>> begin

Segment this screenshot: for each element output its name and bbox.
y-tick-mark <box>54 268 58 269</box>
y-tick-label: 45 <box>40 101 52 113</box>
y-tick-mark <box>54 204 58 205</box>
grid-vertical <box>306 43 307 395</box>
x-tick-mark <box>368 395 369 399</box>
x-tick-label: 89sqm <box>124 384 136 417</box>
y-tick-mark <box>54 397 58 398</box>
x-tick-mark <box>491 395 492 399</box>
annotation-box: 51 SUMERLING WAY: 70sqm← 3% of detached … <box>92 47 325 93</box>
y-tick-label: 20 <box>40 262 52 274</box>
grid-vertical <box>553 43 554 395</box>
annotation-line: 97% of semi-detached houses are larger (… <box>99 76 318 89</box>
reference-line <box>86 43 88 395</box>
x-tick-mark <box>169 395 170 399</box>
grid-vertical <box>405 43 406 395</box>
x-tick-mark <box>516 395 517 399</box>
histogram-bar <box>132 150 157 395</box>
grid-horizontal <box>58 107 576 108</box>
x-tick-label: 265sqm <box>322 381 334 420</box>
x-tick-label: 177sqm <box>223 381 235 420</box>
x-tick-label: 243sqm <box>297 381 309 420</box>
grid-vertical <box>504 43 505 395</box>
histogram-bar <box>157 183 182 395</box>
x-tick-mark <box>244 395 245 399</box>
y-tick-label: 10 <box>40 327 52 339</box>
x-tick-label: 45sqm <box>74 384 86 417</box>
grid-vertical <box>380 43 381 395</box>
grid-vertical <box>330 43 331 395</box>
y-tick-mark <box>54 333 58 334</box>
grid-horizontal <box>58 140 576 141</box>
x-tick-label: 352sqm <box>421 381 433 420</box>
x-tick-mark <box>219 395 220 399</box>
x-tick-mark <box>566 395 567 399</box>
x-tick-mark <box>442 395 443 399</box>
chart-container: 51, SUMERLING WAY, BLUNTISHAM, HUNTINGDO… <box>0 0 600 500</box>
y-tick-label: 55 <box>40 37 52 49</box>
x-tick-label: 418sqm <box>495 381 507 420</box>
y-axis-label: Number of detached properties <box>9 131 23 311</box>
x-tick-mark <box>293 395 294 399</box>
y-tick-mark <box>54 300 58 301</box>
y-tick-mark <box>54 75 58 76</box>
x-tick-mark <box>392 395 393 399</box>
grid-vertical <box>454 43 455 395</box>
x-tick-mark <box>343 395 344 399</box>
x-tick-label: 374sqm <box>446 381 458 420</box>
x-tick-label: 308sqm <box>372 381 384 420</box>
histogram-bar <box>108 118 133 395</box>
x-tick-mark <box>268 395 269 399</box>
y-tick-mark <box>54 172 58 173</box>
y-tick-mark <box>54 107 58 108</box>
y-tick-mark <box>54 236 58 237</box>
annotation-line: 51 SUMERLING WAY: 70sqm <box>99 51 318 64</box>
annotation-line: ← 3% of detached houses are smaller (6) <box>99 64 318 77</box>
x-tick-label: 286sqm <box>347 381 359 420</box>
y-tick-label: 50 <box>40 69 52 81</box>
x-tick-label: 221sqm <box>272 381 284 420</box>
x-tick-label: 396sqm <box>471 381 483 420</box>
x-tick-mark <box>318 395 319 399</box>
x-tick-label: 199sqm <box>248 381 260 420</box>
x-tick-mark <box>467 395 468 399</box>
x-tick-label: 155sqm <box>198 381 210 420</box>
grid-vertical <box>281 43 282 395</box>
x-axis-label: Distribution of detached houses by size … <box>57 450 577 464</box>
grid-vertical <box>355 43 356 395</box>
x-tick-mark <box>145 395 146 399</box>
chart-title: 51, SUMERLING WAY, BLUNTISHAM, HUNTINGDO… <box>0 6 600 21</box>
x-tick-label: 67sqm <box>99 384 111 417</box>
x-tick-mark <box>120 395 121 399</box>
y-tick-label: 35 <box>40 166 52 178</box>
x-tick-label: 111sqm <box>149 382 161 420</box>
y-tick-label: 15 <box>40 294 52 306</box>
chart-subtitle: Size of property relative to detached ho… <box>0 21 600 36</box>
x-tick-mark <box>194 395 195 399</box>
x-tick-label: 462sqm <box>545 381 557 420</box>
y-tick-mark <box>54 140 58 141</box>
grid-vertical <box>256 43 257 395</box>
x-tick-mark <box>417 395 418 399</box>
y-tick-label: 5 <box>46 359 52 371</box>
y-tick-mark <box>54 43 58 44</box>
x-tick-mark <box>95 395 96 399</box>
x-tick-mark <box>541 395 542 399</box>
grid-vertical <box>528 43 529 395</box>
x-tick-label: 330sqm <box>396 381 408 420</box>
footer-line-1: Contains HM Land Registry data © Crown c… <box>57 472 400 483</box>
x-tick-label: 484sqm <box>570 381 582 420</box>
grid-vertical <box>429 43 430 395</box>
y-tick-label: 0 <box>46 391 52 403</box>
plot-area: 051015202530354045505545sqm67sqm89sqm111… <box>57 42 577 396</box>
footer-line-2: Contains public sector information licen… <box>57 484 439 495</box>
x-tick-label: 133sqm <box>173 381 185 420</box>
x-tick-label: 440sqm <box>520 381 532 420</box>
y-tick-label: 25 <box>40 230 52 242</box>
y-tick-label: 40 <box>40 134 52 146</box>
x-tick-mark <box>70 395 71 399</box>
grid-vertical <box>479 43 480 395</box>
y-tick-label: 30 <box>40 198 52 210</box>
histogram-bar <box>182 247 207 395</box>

>> end

*STATED EXERCISE*
Copy every line of the records above word for word, keeping each line's text and numbers unchanged.

*THE REPLY*
Segment this screenshot: for each element output its name and bbox.
y-tick-mark <box>54 268 58 269</box>
y-tick-label: 45 <box>40 101 52 113</box>
y-tick-mark <box>54 204 58 205</box>
grid-vertical <box>306 43 307 395</box>
x-tick-mark <box>368 395 369 399</box>
x-tick-label: 89sqm <box>124 384 136 417</box>
y-tick-mark <box>54 397 58 398</box>
x-tick-mark <box>491 395 492 399</box>
annotation-box: 51 SUMERLING WAY: 70sqm← 3% of detached … <box>92 47 325 93</box>
y-tick-label: 20 <box>40 262 52 274</box>
grid-vertical <box>553 43 554 395</box>
annotation-line: 97% of semi-detached houses are larger (… <box>99 76 318 89</box>
reference-line <box>86 43 88 395</box>
x-tick-mark <box>169 395 170 399</box>
grid-vertical <box>405 43 406 395</box>
x-tick-mark <box>516 395 517 399</box>
histogram-bar <box>132 150 157 395</box>
grid-horizontal <box>58 107 576 108</box>
x-tick-label: 265sqm <box>322 381 334 420</box>
x-tick-label: 177sqm <box>223 381 235 420</box>
x-tick-label: 243sqm <box>297 381 309 420</box>
grid-vertical <box>504 43 505 395</box>
histogram-bar <box>157 183 182 395</box>
x-tick-mark <box>244 395 245 399</box>
y-tick-label: 10 <box>40 327 52 339</box>
x-tick-label: 45sqm <box>74 384 86 417</box>
grid-vertical <box>380 43 381 395</box>
grid-vertical <box>330 43 331 395</box>
y-tick-mark <box>54 333 58 334</box>
grid-horizontal <box>58 140 576 141</box>
x-tick-label: 352sqm <box>421 381 433 420</box>
x-tick-mark <box>219 395 220 399</box>
x-tick-mark <box>566 395 567 399</box>
x-tick-mark <box>442 395 443 399</box>
chart-container: 51, SUMERLING WAY, BLUNTISHAM, HUNTINGDO… <box>0 0 600 500</box>
y-tick-label: 55 <box>40 37 52 49</box>
x-tick-label: 418sqm <box>495 381 507 420</box>
y-axis-label: Number of detached properties <box>9 131 23 311</box>
x-tick-mark <box>293 395 294 399</box>
y-tick-mark <box>54 300 58 301</box>
y-tick-mark <box>54 75 58 76</box>
x-tick-mark <box>392 395 393 399</box>
grid-vertical <box>454 43 455 395</box>
x-tick-mark <box>343 395 344 399</box>
x-tick-label: 374sqm <box>446 381 458 420</box>
x-tick-label: 308sqm <box>372 381 384 420</box>
histogram-bar <box>108 118 133 395</box>
x-tick-mark <box>268 395 269 399</box>
y-tick-mark <box>54 172 58 173</box>
y-tick-mark <box>54 107 58 108</box>
y-tick-mark <box>54 236 58 237</box>
annotation-line: 51 SUMERLING WAY: 70sqm <box>99 51 318 64</box>
annotation-line: ← 3% of detached houses are smaller (6) <box>99 64 318 77</box>
x-tick-label: 286sqm <box>347 381 359 420</box>
y-tick-label: 50 <box>40 69 52 81</box>
x-tick-label: 221sqm <box>272 381 284 420</box>
x-tick-label: 396sqm <box>471 381 483 420</box>
x-tick-mark <box>318 395 319 399</box>
x-tick-label: 199sqm <box>248 381 260 420</box>
x-tick-mark <box>467 395 468 399</box>
x-tick-label: 155sqm <box>198 381 210 420</box>
grid-vertical <box>281 43 282 395</box>
x-axis-label: Distribution of detached houses by size … <box>57 450 577 464</box>
grid-vertical <box>355 43 356 395</box>
x-tick-mark <box>145 395 146 399</box>
chart-title: 51, SUMERLING WAY, BLUNTISHAM, HUNTINGDO… <box>0 6 600 21</box>
x-tick-label: 67sqm <box>99 384 111 417</box>
x-tick-mark <box>120 395 121 399</box>
y-tick-label: 35 <box>40 166 52 178</box>
x-tick-label: 111sqm <box>149 382 161 420</box>
y-tick-label: 15 <box>40 294 52 306</box>
chart-subtitle: Size of property relative to detached ho… <box>0 21 600 36</box>
x-tick-mark <box>194 395 195 399</box>
x-tick-label: 462sqm <box>545 381 557 420</box>
y-tick-mark <box>54 140 58 141</box>
grid-vertical <box>256 43 257 395</box>
x-tick-mark <box>417 395 418 399</box>
y-tick-label: 5 <box>46 359 52 371</box>
y-tick-mark <box>54 43 58 44</box>
x-tick-mark <box>95 395 96 399</box>
x-tick-mark <box>541 395 542 399</box>
grid-vertical <box>528 43 529 395</box>
x-tick-label: 330sqm <box>396 381 408 420</box>
footer-line-1: Contains HM Land Registry data © Crown c… <box>57 472 400 483</box>
x-tick-label: 484sqm <box>570 381 582 420</box>
grid-vertical <box>429 43 430 395</box>
y-tick-label: 0 <box>46 391 52 403</box>
plot-area: 051015202530354045505545sqm67sqm89sqm111… <box>57 42 577 396</box>
footer-line-2: Contains public sector information licen… <box>57 484 439 495</box>
x-tick-label: 133sqm <box>173 381 185 420</box>
x-tick-label: 440sqm <box>520 381 532 420</box>
y-tick-label: 25 <box>40 230 52 242</box>
y-tick-label: 40 <box>40 134 52 146</box>
x-tick-mark <box>70 395 71 399</box>
grid-vertical <box>479 43 480 395</box>
y-tick-label: 30 <box>40 198 52 210</box>
histogram-bar <box>182 247 207 395</box>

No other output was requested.